* **What is needed**: Reproduce all entries precisely as they are written.

^^^^

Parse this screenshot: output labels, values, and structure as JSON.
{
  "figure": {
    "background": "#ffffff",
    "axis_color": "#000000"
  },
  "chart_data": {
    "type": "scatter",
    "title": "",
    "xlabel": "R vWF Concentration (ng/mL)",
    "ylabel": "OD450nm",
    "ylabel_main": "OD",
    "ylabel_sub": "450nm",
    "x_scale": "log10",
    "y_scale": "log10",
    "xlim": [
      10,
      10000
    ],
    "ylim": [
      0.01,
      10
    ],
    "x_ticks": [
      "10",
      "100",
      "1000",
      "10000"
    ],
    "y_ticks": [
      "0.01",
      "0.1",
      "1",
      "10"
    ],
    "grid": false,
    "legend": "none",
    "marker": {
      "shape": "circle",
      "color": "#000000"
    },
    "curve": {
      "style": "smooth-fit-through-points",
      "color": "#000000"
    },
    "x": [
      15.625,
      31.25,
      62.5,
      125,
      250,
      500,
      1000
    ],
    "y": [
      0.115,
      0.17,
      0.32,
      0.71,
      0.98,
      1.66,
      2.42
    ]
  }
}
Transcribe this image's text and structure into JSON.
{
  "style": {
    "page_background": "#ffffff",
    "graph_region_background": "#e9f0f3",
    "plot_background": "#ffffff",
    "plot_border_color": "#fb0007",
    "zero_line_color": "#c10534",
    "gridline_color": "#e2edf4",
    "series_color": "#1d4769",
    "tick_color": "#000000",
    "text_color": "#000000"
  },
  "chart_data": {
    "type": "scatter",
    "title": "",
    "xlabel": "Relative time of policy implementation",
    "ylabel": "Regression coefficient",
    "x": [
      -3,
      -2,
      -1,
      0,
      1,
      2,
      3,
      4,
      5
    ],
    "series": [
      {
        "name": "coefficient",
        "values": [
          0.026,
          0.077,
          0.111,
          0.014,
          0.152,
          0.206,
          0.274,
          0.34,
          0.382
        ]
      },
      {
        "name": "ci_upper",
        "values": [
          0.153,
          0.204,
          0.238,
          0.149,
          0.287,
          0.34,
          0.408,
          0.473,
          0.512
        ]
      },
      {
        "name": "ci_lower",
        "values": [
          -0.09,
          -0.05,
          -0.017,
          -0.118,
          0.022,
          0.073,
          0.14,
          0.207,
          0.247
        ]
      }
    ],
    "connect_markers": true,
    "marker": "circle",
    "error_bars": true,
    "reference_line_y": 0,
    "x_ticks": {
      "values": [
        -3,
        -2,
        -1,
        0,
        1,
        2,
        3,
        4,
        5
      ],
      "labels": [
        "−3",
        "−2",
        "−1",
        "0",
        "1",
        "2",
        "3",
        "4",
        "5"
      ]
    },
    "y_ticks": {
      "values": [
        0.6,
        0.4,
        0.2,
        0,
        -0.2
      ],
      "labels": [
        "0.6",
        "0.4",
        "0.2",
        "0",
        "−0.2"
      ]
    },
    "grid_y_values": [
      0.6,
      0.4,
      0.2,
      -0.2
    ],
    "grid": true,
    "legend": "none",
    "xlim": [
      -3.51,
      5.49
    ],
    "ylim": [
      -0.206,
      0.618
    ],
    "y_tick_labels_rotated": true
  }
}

^^^^

* **Response to the exercise**:
Parse this screenshot: output labels, values, and structure as JSON.
{
  "figure": {
    "background": "#ffffff",
    "axis_color": "#000000"
  },
  "chart_data": {
    "type": "scatter",
    "title": "",
    "xlabel": "R vWF Concentration (ng/mL)",
    "ylabel": "OD450nm",
    "ylabel_main": "OD",
    "ylabel_sub": "450nm",
    "x_scale": "log10",
    "y_scale": "log10",
    "xlim": [
      10,
      10000
    ],
    "ylim": [
      0.01,
      10
    ],
    "x_ticks": [
      "10",
      "100",
      "1000",
      "10000"
    ],
    "y_ticks": [
      "0.01",
      "0.1",
      "1",
      "10"
    ],
    "grid": false,
    "legend": "none",
    "marker": {
      "shape": "circle",
      "color": "#000000"
    },
    "curve": {
      "style": "smooth-fit-through-points",
      "color": "#000000"
    },
    "x": [
      15.625,
      31.25,
      62.5,
      125,
      250,
      500,
      1000
    ],
    "y": [
      0.115,
      0.17,
      0.32,
      0.71,
      0.98,
      1.66,
      2.42
    ]
  }
}
Transcribe this image's text and structure into JSON.
{
  "style": {
    "page_background": "#ffffff",
    "graph_region_background": "#e9f0f3",
    "plot_background": "#ffffff",
    "plot_border_color": "#fb0007",
    "zero_line_color": "#c10534",
    "gridline_color": "#e2edf4",
    "series_color": "#1d4769",
    "tick_color": "#000000",
    "text_color": "#000000"
  },
  "chart_data": {
    "type": "scatter",
    "title": "",
    "xlabel": "Relative time of policy implementation",
    "ylabel": "Regression coefficient",
    "x": [
      -3,
      -2,
      -1,
      0,
      1,
      2,
      3,
      4,
      5
    ],
    "series": [
      {
        "name": "coefficient",
        "values": [
          0.026,
          0.077,
          0.111,
          0.014,
          0.152,
          0.206,
          0.274,
          0.34,
          0.382
        ]
      },
      {
        "name": "ci_upper",
        "values": [
          0.153,
          0.204,
          0.238,
          0.149,
          0.287,
          0.34,
          0.408,
          0.473,
          0.512
        ]
      },
      {
        "name": "ci_lower",
        "values": [
          -0.09,
          -0.05,
          -0.017,
          -0.118,
          0.022,
          0.073,
          0.14,
          0.207,
          0.247
        ]
      }
    ],
    "connect_markers": true,
    "marker": "circle",
    "error_bars": true,
    "reference_line_y": 0,
    "x_ticks": {
      "values": [
        -3,
        -2,
        -1,
        0,
        1,
        2,
        3,
        4,
        5
      ],
      "labels": [
        "−3",
        "−2",
        "−1",
        "0",
        "1",
        "2",
        "3",
        "4",
        "5"
      ]
    },
    "y_ticks": {
      "values": [
        0.6,
        0.4,
        0.2,
        0,
        -0.2
      ],
      "labels": [
        "0.6",
        "0.4",
        "0.2",
        "0",
        "−0.2"
      ]
    },
    "grid_y_values": [
      0.6,
      0.4,
      0.2,
      -0.2
    ],
    "grid": true,
    "legend": "none",
    "xlim": [
      -3.51,
      5.49
    ],
    "ylim": [
      -0.206,
      0.618
    ],
    "y_tick_labels_rotated": true
  }
}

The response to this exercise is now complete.